**Extracted records:**
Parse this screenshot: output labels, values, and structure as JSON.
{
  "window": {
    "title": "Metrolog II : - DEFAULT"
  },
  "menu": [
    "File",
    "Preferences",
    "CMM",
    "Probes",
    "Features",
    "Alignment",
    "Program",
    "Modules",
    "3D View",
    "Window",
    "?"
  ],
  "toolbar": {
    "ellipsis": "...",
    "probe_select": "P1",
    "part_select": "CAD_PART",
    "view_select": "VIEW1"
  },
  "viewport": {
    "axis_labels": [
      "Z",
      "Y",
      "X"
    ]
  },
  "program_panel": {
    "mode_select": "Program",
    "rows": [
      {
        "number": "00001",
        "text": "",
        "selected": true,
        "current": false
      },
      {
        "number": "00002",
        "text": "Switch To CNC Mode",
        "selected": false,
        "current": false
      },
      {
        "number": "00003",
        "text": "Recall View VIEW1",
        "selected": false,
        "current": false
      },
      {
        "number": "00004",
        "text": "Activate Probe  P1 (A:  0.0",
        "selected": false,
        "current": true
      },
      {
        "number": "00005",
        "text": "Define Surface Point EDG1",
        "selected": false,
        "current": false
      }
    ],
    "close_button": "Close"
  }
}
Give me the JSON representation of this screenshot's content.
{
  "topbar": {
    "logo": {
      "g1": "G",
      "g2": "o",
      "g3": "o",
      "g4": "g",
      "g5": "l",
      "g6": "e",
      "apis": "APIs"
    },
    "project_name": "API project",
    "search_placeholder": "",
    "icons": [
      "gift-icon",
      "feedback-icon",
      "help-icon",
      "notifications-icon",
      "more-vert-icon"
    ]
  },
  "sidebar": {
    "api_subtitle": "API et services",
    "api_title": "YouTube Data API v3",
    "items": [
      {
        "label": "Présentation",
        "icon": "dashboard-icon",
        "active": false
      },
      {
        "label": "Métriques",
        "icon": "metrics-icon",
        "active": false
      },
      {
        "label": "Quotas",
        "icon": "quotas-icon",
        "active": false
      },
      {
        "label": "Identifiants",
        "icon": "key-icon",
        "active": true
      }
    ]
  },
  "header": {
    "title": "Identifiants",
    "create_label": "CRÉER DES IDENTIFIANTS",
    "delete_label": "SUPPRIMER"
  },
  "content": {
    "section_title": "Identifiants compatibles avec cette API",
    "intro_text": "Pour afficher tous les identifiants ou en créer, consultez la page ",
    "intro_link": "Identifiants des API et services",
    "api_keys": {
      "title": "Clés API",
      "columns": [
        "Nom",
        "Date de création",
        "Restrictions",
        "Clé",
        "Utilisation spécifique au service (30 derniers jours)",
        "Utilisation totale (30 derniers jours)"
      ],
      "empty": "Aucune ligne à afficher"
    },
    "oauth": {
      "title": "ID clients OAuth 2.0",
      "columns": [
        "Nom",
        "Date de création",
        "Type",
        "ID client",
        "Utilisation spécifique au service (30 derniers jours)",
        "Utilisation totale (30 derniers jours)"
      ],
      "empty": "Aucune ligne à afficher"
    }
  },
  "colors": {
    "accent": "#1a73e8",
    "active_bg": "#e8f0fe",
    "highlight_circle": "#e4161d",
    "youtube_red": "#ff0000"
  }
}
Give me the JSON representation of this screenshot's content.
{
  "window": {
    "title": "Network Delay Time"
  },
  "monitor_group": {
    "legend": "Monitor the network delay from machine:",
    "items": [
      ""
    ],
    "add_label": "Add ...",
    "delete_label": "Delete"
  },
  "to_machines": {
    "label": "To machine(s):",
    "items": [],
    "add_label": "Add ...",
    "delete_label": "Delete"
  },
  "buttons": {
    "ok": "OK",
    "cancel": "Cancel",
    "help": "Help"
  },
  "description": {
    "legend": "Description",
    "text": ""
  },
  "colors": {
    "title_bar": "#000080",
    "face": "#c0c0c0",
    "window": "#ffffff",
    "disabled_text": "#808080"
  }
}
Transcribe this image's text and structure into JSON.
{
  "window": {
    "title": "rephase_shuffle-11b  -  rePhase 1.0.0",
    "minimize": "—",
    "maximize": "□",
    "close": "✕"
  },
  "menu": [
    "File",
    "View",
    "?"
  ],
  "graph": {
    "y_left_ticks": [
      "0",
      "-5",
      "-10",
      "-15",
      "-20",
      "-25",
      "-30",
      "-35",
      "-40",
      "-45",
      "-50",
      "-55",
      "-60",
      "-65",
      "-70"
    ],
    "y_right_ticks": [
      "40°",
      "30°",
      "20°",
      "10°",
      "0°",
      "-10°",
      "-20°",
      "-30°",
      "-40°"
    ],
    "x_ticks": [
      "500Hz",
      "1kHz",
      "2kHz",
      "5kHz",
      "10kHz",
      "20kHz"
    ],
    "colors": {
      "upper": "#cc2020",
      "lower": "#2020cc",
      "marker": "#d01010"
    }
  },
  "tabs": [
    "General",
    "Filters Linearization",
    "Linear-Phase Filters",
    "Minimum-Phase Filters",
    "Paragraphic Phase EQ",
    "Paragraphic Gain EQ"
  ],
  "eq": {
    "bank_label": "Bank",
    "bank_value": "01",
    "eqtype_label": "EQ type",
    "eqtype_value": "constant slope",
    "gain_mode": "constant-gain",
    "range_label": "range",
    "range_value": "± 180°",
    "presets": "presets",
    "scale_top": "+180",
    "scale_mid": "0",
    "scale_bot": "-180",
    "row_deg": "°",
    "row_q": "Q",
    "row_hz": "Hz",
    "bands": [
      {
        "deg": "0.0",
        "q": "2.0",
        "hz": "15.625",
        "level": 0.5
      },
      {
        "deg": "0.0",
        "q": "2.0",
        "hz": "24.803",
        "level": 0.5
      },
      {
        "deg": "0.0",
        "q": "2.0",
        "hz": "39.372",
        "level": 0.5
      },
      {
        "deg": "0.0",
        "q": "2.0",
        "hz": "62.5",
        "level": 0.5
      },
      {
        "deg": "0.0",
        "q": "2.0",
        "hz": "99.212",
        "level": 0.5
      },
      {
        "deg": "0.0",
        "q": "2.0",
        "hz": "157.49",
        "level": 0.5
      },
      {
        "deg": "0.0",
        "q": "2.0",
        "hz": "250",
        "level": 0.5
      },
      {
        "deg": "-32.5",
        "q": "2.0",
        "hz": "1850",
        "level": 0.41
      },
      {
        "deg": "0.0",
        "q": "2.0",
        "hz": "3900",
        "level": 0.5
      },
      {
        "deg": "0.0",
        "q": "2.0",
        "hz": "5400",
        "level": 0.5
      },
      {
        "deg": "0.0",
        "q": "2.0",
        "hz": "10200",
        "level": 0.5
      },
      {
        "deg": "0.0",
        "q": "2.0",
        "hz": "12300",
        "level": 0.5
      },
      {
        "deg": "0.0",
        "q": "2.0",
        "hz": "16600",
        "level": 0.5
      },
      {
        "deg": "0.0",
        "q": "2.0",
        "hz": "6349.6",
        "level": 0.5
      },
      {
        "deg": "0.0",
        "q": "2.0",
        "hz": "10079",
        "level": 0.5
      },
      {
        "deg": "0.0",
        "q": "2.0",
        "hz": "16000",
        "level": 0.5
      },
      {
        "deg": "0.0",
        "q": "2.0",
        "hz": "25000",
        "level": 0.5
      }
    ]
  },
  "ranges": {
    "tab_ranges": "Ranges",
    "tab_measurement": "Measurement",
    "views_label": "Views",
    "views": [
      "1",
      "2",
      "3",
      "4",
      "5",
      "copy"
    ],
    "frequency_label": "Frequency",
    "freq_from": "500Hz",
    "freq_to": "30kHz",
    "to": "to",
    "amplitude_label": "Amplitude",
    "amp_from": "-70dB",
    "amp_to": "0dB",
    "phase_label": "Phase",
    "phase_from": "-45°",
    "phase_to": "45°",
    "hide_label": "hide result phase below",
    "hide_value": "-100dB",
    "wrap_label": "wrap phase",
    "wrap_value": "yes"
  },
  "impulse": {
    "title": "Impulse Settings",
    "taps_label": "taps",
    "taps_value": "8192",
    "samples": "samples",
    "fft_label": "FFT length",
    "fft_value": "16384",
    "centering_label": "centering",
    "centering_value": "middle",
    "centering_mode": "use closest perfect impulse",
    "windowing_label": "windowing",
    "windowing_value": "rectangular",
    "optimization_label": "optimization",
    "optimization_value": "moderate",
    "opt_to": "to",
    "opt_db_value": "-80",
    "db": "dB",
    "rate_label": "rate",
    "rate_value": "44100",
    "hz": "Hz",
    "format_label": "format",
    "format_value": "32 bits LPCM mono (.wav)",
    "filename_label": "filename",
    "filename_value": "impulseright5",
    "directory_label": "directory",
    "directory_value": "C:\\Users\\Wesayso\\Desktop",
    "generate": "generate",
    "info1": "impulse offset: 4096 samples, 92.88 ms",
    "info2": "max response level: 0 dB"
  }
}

**Prompt:**
Establish how many lines of the material above hold the word "services". Nothing but the count should be returned.

**Task output:**
2